THE PROBLEM: Retype the listing that follows, exactly as written.

── ROWS

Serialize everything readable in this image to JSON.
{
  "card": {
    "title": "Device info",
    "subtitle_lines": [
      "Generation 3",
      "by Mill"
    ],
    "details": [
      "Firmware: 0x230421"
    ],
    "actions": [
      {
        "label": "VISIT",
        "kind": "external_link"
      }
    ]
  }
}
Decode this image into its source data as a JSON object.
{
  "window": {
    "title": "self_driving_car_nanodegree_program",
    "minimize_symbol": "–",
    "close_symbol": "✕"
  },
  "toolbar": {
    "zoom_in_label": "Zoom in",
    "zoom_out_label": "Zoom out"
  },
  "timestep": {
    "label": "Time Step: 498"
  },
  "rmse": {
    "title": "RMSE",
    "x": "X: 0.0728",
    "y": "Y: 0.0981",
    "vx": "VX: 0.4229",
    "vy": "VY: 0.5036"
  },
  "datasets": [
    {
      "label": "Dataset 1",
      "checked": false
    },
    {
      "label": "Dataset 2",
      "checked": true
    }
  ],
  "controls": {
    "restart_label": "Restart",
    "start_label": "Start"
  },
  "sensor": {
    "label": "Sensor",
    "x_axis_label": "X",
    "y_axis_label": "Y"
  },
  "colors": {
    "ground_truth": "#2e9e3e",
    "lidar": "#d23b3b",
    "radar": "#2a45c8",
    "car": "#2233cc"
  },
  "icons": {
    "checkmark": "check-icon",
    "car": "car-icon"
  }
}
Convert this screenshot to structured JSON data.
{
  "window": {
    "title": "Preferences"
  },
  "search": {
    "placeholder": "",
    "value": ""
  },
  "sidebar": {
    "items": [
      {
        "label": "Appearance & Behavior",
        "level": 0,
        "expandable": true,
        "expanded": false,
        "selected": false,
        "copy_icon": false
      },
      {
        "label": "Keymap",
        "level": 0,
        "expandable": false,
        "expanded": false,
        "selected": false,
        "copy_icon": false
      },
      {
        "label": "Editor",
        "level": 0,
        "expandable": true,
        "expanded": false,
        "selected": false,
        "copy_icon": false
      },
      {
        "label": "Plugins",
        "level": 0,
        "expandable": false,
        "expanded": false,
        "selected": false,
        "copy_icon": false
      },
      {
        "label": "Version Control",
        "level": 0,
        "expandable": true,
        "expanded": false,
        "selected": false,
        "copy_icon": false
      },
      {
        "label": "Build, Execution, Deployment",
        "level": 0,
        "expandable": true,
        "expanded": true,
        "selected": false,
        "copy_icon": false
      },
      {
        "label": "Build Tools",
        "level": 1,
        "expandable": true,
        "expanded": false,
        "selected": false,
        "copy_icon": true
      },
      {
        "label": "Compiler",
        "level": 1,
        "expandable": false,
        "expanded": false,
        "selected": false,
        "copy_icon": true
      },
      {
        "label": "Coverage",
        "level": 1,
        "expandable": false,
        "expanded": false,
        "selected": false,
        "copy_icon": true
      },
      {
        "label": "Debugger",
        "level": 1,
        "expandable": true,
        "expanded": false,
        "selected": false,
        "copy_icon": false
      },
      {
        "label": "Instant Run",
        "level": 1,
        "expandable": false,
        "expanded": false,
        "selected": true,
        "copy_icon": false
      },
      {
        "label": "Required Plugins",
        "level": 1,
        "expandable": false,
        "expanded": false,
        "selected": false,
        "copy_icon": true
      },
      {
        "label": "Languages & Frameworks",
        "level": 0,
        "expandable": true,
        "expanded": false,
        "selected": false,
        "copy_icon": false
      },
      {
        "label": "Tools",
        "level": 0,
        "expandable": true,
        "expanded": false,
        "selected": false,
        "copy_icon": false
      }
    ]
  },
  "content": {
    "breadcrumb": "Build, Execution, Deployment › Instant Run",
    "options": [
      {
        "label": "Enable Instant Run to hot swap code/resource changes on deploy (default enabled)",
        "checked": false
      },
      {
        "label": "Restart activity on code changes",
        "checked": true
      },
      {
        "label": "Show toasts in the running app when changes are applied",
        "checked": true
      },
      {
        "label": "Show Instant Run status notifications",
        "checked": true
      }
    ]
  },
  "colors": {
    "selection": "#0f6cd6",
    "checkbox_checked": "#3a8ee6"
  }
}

────

RESULT FOR THIS EXERCISE:
Serialize everything readable in this image to JSON.
{
  "card": {
    "title": "Device info",
    "subtitle_lines": [
      "Generation 3",
      "by Mill"
    ],
    "details": [
      "Firmware: 0x230421"
    ],
    "actions": [
      {
        "label": "VISIT",
        "kind": "external_link"
      }
    ]
  }
}
Decode this image into its source data as a JSON object.
{
  "window": {
    "title": "self_driving_car_nanodegree_program",
    "minimize_symbol": "–",
    "close_symbol": "✕"
  },
  "toolbar": {
    "zoom_in_label": "Zoom in",
    "zoom_out_label": "Zoom out"
  },
  "timestep": {
    "label": "Time Step: 498"
  },
  "rmse": {
    "title": "RMSE",
    "x": "X: 0.0728",
    "y": "Y: 0.0981",
    "vx": "VX: 0.4229",
    "vy": "VY: 0.5036"
  },
  "datasets": [
    {
      "label": "Dataset 1",
      "checked": false
    },
    {
      "label": "Dataset 2",
      "checked": true
    }
  ],
  "controls": {
    "restart_label": "Restart",
    "start_label": "Start"
  },
  "sensor": {
    "label": "Sensor",
    "x_axis_label": "X",
    "y_axis_label": "Y"
  },
  "colors": {
    "ground_truth": "#2e9e3e",
    "lidar": "#d23b3b",
    "radar": "#2a45c8",
    "car": "#2233cc"
  },
  "icons": {
    "checkmark": "check-icon",
    "car": "car-icon"
  }
}
Convert this screenshot to structured JSON data.
{
  "window": {
    "title": "Preferences"
  },
  "search": {
    "placeholder": "",
    "value": ""
  },
  "sidebar": {
    "items": [
      {
        "label": "Appearance & Behavior",
        "level": 0,
        "expandable": true,
        "expanded": false,
        "selected": false,
        "copy_icon": false
      },
      {
        "label": "Keymap",
        "level": 0,
        "expandable": false,
        "expanded": false,
        "selected": false,
        "copy_icon": false
      },
      {
        "label": "Editor",
        "level": 0,
        "expandable": true,
        "expanded": false,
        "selected": false,
        "copy_icon": false
      },
      {
        "label": "Plugins",
        "level": 0,
        "expandable": false,
        "expanded": false,
        "selected": false,
        "copy_icon": false
      },
      {
        "label": "Version Control",
        "level": 0,
        "expandable": true,
        "expanded": false,
        "selected": false,
        "copy_icon": false
      },
      {
        "label": "Build, Execution, Deployment",
        "level": 0,
        "expandable": true,
        "expanded": true,
        "selected": false,
        "copy_icon": false
      },
      {
        "label": "Build Tools",
        "level": 1,
        "expandable": true,
        "expanded": false,
        "selected": false,
        "copy_icon": true
      },
      {
        "label": "Compiler",
        "level": 1,
        "expandable": false,
        "expanded": false,
        "selected": false,
        "copy_icon": true
      },
      {
        "label": "Coverage",
        "level": 1,
        "expandable": false,
        "expanded": false,
        "selected": false,
        "copy_icon": true
      },
      {
        "label": "Debugger",
        "level": 1,
        "expandable": true,
        "expanded": false,
        "selected": false,
        "copy_icon": false
      },
      {
        "label": "Instant Run",
        "level": 1,
        "expandable": false,
        "expanded": false,
        "selected": true,
        "copy_icon": false
      },
      {
        "label": "Required Plugins",
        "level": 1,
        "expandable": false,
        "expanded": false,
        "selected": false,
        "copy_icon": true
      },
      {
        "label": "Languages & Frameworks",
        "level": 0,
        "expandable": true,
        "expanded": false,
        "selected": false,
        "copy_icon": false
      },
      {
        "label": "Tools",
        "level": 0,
        "expandable": true,
        "expanded": false,
        "selected": false,
        "copy_icon": false
      }
    ]
  },
  "content": {
    "breadcrumb": "Build, Execution, Deployment › Instant Run",
    "options": [
      {
        "label": "Enable Instant Run to hot swap code/resource changes on deploy (default enabled)",
        "checked": false
      },
      {
        "label": "Restart activity on code changes",
        "checked": true
      },
      {
        "label": "Show toasts in the running app when changes are applied",
        "checked": true
      },
      {
        "label": "Show Instant Run status notifications",
        "checked": true
      }
    ]
  },
  "colors": {
    "selection": "#0f6cd6",
    "checkbox_checked": "#3a8ee6"
  }
}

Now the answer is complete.